§ **TASK INSTRUCTIONS**:
Pull every line containing "label" from the entries.

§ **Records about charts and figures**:
——

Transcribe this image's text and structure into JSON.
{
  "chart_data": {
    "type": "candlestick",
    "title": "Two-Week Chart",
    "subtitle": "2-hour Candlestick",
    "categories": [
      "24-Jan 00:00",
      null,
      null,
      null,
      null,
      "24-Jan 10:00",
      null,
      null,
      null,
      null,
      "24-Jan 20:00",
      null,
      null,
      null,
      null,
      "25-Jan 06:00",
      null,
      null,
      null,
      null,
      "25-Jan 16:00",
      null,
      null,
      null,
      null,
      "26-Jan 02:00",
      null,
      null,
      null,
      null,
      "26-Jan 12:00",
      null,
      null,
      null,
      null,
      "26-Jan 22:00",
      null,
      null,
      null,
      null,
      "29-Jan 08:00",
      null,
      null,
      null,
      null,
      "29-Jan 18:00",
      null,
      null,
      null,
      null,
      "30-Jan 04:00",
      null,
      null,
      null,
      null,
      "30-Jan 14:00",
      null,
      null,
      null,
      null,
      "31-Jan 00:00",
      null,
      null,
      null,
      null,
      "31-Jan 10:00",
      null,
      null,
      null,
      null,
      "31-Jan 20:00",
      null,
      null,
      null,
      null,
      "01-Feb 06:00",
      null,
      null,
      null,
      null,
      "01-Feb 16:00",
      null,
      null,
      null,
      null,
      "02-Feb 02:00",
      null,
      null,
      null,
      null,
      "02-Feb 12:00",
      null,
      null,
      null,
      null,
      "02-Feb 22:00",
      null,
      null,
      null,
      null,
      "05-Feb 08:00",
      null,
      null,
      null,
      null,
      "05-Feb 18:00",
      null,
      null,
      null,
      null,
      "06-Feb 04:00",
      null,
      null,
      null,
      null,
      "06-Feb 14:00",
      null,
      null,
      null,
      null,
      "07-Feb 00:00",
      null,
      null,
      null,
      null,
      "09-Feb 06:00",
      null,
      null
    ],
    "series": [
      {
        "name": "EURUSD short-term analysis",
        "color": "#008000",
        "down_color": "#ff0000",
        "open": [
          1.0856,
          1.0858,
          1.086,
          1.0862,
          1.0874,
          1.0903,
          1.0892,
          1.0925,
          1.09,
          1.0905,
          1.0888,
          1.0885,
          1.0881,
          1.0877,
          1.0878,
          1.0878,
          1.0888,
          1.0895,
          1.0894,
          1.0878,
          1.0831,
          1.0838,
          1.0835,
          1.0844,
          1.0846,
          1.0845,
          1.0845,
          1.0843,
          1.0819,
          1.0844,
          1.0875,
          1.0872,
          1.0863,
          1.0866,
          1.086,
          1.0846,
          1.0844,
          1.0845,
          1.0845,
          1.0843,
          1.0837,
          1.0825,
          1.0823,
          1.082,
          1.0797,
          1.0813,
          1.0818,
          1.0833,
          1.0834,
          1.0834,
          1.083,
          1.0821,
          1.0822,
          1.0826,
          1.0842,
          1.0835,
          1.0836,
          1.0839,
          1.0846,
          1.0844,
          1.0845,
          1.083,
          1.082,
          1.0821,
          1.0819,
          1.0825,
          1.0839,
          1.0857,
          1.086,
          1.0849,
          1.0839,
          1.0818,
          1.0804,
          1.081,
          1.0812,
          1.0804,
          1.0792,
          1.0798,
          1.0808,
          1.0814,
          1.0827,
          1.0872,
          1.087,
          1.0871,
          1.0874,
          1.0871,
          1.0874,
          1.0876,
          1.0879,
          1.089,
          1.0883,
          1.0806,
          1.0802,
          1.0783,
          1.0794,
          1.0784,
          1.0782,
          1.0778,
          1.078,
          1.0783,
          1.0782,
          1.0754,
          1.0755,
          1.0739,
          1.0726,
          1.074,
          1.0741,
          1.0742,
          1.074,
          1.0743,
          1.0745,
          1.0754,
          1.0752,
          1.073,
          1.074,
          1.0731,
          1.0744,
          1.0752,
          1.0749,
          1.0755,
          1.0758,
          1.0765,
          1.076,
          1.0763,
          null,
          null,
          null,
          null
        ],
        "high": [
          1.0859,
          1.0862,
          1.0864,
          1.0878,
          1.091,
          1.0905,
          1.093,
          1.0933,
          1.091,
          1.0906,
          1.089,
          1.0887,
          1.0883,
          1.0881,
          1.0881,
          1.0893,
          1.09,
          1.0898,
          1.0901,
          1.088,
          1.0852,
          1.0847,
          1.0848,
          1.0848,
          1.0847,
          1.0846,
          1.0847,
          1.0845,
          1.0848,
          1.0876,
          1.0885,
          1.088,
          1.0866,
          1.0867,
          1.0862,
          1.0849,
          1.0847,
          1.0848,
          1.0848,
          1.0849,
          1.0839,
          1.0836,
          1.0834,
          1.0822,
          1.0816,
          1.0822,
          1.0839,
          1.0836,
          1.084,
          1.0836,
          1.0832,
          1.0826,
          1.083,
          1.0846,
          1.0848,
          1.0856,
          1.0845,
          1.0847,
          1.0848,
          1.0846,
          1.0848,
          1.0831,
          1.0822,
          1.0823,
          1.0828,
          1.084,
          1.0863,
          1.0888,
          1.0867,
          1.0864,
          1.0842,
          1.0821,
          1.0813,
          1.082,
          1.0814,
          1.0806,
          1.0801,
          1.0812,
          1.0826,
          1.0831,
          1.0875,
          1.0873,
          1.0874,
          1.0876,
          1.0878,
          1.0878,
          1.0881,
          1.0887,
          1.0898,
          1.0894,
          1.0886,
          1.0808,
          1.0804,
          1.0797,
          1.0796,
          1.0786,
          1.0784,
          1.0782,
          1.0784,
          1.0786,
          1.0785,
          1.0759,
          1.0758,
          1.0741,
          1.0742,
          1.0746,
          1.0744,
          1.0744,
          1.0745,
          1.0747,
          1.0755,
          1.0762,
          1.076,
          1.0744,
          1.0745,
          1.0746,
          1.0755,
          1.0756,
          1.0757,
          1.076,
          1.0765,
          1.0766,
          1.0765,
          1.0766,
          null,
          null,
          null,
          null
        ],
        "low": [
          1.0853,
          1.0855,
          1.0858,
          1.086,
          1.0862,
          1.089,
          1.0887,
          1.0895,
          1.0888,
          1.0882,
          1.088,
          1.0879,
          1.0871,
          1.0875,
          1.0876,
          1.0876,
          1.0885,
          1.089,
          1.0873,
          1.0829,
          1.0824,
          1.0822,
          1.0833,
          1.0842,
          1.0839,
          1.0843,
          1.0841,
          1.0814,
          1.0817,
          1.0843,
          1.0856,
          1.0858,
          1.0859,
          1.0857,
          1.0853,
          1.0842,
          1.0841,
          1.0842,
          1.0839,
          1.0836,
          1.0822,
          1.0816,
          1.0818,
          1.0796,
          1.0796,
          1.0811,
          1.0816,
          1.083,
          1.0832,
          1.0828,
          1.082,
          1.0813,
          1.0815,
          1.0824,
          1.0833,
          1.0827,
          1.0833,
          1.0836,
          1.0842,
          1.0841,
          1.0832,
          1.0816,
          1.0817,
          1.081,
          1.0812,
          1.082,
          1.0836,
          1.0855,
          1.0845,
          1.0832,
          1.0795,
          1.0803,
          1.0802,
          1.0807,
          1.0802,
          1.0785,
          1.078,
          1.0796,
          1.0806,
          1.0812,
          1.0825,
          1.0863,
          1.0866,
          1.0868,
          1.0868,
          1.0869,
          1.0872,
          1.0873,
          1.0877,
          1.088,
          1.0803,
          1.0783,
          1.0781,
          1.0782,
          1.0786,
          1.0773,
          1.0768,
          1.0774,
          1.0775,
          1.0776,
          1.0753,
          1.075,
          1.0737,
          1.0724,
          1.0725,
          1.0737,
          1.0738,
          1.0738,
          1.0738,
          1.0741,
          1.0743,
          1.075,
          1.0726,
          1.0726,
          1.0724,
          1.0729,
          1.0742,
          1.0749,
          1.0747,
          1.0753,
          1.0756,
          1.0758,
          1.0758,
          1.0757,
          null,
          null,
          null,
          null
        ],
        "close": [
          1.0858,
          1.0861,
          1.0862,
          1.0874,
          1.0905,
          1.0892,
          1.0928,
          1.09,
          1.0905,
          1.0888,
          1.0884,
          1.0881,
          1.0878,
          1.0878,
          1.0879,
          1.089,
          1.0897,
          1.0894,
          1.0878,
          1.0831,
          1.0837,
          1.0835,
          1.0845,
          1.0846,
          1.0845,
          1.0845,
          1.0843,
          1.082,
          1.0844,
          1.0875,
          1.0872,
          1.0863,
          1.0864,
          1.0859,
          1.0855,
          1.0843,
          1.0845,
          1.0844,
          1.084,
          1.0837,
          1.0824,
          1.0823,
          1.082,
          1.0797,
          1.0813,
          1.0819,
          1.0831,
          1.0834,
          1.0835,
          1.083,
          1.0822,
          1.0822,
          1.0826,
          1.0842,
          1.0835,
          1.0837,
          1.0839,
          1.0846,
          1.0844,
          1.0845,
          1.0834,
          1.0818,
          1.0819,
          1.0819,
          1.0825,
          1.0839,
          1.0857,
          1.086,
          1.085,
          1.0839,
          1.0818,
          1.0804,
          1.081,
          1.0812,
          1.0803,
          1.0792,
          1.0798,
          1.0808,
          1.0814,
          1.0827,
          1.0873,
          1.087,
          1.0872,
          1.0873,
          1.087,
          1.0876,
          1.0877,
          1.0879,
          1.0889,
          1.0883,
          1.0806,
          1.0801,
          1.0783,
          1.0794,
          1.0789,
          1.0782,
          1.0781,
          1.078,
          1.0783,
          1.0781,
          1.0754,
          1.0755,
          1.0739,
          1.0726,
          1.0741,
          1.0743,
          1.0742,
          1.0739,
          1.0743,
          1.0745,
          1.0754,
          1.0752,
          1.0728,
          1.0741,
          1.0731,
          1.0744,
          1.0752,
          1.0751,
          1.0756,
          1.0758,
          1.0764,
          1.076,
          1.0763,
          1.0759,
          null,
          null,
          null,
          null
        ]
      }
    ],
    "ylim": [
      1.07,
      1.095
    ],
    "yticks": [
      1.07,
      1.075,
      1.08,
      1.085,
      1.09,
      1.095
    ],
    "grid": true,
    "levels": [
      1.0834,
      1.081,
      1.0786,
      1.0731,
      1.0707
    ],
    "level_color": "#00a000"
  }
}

——

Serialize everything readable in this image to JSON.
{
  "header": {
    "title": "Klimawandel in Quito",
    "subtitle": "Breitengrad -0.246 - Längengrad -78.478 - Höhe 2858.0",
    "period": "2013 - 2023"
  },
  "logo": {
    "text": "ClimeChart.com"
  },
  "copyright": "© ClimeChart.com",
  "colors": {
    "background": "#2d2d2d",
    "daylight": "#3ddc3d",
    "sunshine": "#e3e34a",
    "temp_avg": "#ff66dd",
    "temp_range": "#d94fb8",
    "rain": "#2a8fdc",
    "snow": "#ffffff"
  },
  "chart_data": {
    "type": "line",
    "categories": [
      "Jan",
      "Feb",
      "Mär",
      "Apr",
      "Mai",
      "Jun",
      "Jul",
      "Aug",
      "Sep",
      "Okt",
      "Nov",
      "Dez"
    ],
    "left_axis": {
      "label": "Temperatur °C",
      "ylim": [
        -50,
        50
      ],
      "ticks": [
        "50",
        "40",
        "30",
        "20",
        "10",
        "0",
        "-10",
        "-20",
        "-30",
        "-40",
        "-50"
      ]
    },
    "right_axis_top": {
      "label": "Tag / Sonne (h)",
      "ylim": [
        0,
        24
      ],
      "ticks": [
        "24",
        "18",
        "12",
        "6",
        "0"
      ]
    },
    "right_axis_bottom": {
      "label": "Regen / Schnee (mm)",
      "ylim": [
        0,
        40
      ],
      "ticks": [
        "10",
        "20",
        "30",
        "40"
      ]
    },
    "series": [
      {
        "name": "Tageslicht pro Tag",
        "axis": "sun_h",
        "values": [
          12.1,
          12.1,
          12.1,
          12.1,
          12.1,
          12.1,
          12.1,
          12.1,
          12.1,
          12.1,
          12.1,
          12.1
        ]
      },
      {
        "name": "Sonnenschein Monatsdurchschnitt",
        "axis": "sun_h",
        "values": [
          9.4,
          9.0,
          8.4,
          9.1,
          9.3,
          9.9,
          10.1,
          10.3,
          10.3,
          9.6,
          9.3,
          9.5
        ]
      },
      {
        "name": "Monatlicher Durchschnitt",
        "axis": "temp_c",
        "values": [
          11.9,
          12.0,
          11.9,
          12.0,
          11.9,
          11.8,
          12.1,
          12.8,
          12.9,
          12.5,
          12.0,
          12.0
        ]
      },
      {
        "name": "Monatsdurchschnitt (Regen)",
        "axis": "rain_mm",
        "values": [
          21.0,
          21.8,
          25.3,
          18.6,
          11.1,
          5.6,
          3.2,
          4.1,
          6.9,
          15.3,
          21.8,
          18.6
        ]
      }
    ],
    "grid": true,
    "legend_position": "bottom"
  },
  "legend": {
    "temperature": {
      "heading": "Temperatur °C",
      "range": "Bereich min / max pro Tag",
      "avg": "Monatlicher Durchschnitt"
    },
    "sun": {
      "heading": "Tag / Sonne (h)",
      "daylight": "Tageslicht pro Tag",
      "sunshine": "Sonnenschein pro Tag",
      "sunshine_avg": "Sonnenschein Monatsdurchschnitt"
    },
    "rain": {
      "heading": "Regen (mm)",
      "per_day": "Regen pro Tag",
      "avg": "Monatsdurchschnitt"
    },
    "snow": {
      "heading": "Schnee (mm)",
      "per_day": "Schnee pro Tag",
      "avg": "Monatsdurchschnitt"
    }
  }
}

——

§ **OUTPUT**:
      "label": "Temperatur °C",
      "label": "Tag / Sonne (h)",
      "label": "Regen / Schnee (mm)",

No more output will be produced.